• **TASK PROMPT**
Return the records, each one exactly as written.

-.-.-

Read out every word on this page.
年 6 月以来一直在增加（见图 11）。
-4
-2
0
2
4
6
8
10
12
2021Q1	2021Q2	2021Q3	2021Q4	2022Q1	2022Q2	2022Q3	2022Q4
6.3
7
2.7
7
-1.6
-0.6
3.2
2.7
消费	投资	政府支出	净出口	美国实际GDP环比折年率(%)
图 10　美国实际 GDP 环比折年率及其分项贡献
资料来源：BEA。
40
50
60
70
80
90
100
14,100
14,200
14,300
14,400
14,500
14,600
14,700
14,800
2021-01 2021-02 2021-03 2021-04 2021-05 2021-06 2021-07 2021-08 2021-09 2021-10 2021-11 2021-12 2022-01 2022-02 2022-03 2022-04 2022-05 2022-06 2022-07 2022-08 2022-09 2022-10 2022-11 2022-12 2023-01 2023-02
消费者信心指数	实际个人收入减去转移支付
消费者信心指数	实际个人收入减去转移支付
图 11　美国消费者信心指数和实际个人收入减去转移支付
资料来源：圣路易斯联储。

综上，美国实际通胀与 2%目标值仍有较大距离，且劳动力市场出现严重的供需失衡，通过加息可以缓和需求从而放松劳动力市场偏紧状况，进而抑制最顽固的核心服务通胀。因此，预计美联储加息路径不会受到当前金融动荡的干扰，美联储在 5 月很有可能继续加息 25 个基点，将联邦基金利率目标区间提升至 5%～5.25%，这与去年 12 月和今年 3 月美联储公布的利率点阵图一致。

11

-.-.-

• **ANSWER TO THE TASK**
Read out every word on this page.
年 6 月以来一直在增加（见图 11）。
-4
-2
0
2
4
6
8
10
12
2021Q1	2021Q2	2021Q3	2021Q4	2022Q1	2022Q2	2022Q3	2022Q4
6.3
7
2.7
7
-1.6
-0.6
3.2
2.7
消费	投资	政府支出	净出口	美国实际GDP环比折年率(%)
图 10　美国实际 GDP 环比折年率及其分项贡献
资料来源：BEA。
40
50
60
70
80
90
100
14,100
14,200
14,300
14,400
14,500
14,600
14,700
14,800
2021-01 2021-02 2021-03 2021-04 2021-05 2021-06 2021-07 2021-08 2021-09 2021-10 2021-11 2021-12 2022-01 2022-02 2022-03 2022-04 2022-05 2022-06 2022-07 2022-08 2022-09 2022-10 2022-11 2022-12 2023-01 2023-02
消费者信心指数	实际个人收入减去转移支付
消费者信心指数	实际个人收入减去转移支付
图 11　美国消费者信心指数和实际个人收入减去转移支付
资料来源：圣路易斯联储。

综上，美国实际通胀与 2%目标值仍有较大距离，且劳动力市场出现严重的供需失衡，通过加息可以缓和需求从而放松劳动力市场偏紧状况，进而抑制最顽固的核心服务通胀。因此，预计美联储加息路径不会受到当前金融动荡的干扰，美联储在 5 月很有可能继续加息 25 个基点，将联邦基金利率目标区间提升至 5%～5.25%，这与去年 12 月和今年 3 月美联储公布的利率点阵图一致。

11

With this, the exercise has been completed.